:: INPUT DATA ::

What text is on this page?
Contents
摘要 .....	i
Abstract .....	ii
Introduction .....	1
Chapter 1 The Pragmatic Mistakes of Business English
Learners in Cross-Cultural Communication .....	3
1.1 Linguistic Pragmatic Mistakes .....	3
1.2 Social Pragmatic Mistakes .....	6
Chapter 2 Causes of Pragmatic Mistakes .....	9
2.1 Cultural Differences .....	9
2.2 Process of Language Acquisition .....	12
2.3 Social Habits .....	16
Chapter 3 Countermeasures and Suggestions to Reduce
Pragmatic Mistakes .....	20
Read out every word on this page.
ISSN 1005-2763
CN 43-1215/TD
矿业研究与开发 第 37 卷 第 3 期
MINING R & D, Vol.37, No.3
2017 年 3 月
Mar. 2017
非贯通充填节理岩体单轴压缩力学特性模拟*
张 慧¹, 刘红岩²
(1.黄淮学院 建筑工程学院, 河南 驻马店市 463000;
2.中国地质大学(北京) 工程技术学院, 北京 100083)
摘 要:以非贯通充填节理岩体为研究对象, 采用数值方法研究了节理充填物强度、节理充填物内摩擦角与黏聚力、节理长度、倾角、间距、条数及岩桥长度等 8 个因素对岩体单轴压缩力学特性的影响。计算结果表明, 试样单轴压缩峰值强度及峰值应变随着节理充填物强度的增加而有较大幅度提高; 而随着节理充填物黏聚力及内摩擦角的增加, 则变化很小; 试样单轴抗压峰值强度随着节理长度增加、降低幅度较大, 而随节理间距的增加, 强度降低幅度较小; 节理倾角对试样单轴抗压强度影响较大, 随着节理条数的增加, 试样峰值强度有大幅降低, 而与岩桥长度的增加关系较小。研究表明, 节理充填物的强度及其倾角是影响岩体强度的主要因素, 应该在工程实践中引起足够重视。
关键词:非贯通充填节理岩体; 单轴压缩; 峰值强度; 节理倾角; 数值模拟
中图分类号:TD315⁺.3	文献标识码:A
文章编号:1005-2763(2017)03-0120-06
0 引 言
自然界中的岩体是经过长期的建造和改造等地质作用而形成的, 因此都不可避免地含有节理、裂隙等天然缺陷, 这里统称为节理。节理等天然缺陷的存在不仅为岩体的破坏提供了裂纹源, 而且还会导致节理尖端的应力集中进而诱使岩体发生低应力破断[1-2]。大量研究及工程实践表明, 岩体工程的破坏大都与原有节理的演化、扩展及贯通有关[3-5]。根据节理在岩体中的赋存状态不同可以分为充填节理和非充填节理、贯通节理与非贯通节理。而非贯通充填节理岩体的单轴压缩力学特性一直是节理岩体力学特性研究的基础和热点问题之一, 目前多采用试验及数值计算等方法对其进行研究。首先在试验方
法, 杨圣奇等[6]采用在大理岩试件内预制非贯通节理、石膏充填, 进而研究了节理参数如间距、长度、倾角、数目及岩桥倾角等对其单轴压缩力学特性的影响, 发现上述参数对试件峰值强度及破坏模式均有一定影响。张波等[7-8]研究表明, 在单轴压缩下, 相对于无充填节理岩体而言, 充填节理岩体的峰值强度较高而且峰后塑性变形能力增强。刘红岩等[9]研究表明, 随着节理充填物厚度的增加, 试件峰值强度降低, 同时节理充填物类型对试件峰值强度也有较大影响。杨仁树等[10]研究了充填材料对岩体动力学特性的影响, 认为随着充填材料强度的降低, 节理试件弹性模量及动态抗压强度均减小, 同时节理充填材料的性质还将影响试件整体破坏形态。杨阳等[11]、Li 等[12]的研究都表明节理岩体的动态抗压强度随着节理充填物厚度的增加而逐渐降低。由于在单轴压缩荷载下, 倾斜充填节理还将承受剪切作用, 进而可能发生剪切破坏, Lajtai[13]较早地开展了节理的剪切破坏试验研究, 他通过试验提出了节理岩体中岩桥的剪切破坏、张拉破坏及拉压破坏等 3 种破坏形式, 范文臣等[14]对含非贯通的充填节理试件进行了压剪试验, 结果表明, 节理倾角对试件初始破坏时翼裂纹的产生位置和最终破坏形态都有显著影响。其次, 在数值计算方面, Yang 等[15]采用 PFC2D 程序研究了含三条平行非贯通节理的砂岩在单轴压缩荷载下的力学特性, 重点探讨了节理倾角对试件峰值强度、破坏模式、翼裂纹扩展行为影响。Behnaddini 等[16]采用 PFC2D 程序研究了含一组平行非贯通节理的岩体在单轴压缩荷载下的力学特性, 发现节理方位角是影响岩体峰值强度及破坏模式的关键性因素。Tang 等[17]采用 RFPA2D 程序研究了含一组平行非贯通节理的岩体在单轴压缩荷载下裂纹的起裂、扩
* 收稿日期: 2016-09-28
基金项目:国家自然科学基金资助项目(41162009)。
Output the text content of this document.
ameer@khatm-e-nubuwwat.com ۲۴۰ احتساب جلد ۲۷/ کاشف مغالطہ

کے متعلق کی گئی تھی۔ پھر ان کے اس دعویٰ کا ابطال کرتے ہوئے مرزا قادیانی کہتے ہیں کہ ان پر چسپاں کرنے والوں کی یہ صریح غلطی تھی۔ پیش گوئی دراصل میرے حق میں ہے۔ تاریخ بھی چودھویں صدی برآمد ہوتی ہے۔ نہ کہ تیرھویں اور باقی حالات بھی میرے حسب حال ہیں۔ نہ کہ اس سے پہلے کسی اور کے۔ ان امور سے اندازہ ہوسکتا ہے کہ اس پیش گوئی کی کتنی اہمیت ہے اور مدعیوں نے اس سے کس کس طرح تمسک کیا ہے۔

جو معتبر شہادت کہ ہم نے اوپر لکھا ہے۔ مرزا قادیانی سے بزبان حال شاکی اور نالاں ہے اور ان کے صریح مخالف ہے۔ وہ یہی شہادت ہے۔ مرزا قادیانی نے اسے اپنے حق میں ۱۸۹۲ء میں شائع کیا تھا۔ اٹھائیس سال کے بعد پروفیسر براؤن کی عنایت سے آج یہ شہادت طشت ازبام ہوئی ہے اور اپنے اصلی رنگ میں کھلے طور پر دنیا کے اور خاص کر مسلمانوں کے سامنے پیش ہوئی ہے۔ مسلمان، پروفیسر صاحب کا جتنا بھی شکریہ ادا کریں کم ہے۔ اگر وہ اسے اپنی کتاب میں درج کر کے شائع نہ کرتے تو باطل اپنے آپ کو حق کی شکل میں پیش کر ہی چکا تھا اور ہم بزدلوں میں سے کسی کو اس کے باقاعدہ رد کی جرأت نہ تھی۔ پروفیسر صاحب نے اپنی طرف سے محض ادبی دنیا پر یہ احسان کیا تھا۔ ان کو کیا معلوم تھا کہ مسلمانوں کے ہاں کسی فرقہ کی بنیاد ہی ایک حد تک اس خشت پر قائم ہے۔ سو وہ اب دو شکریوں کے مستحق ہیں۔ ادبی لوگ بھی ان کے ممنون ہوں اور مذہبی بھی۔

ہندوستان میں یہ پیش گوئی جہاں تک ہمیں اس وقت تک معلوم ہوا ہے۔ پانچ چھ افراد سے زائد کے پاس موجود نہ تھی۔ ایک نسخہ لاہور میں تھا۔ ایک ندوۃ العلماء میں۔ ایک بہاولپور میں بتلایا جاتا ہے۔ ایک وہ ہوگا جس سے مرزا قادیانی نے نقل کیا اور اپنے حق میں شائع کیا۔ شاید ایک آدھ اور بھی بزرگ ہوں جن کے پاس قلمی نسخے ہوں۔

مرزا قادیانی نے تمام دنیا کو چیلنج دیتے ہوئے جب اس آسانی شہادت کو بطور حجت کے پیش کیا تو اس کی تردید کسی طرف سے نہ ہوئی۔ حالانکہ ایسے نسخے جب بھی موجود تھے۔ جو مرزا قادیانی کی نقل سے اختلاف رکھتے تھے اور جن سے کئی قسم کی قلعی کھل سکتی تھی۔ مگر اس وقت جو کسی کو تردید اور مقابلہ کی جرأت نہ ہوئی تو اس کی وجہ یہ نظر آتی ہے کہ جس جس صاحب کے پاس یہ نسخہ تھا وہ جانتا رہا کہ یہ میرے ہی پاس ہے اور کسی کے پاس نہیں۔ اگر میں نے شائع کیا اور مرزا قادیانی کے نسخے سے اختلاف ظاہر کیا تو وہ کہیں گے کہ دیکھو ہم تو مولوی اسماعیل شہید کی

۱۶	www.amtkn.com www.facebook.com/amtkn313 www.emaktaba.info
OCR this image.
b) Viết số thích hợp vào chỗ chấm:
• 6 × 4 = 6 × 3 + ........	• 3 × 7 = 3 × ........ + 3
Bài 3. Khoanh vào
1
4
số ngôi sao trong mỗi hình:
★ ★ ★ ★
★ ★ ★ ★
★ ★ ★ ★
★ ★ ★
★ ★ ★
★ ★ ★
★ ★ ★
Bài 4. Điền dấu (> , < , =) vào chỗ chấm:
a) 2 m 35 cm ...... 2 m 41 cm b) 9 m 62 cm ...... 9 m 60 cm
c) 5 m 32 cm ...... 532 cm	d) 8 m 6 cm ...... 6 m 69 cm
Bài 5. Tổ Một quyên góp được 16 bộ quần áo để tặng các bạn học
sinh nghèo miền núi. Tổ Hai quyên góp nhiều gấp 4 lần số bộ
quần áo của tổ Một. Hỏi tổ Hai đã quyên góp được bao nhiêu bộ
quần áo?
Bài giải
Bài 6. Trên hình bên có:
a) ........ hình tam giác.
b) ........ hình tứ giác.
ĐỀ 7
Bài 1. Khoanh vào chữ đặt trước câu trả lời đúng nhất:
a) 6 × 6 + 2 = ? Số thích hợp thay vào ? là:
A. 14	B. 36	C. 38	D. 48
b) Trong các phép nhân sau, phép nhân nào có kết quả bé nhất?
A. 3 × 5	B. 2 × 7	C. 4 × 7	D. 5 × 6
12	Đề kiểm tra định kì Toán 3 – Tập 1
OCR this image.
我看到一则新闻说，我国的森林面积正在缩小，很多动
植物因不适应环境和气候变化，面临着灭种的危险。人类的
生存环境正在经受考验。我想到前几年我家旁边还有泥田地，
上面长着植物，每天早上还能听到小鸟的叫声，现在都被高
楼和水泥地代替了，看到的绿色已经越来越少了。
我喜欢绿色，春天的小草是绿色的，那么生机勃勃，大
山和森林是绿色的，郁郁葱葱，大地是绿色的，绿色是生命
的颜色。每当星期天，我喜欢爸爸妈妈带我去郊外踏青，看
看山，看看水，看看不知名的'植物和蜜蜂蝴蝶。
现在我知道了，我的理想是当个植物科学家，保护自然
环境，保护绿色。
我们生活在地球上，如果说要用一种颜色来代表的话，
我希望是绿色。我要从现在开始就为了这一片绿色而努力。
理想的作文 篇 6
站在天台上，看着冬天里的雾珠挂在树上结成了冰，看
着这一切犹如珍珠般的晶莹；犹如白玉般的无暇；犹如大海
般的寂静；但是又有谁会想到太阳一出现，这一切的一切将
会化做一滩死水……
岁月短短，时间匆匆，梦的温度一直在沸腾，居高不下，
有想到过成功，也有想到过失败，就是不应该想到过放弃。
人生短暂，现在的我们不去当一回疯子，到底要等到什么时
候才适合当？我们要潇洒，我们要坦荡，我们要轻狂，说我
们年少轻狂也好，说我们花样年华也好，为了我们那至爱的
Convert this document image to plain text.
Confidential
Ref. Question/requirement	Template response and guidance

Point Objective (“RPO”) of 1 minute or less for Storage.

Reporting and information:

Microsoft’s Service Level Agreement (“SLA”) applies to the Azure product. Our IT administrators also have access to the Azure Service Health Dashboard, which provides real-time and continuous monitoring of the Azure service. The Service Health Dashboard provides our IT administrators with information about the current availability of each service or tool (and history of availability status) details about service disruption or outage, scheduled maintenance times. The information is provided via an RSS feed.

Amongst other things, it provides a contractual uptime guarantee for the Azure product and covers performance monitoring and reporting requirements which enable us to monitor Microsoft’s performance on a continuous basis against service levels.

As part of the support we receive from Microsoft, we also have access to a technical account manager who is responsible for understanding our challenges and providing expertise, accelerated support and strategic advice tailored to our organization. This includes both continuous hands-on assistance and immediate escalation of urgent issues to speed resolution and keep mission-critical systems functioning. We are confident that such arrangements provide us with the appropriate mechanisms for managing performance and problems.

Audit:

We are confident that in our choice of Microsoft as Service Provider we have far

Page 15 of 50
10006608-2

:::

■ **WHAT TO PRODUCE**:
Extract all lines from the data in which "continuous" is found.

■ **TASK RESPONSE**:
Microsoft’s Service Level Agreement (“SLA”) applies to the Azure product. Our IT administrators also have access to the Azure Service Health Dashboard, which provides real-time and continuous monitoring of the Azure service. The Service Health Dashboard provides our IT administrators with information about the current availability of each service or tool (and history of availability status) details about service disruption or outage, scheduled maintenance times. The information is provided via an RSS feed.
Amongst other things, it provides a contractual uptime guarantee for the Azure product and covers performance monitoring and reporting requirements which enable us to monitor Microsoft’s performance on a continuous basis against service levels.
As part of the support we receive from Microsoft, we also have access to a technical account manager who is responsible for understanding our challenges and providing expertise, accelerated support and strategic advice tailored to our organization. This includes both continuous hands-on assistance and immediate escalation of urgent issues to speed resolution and keep mission-critical systems functioning. We are confident that such arrangements provide us with the appropriate mechanisms for managing performance and problems.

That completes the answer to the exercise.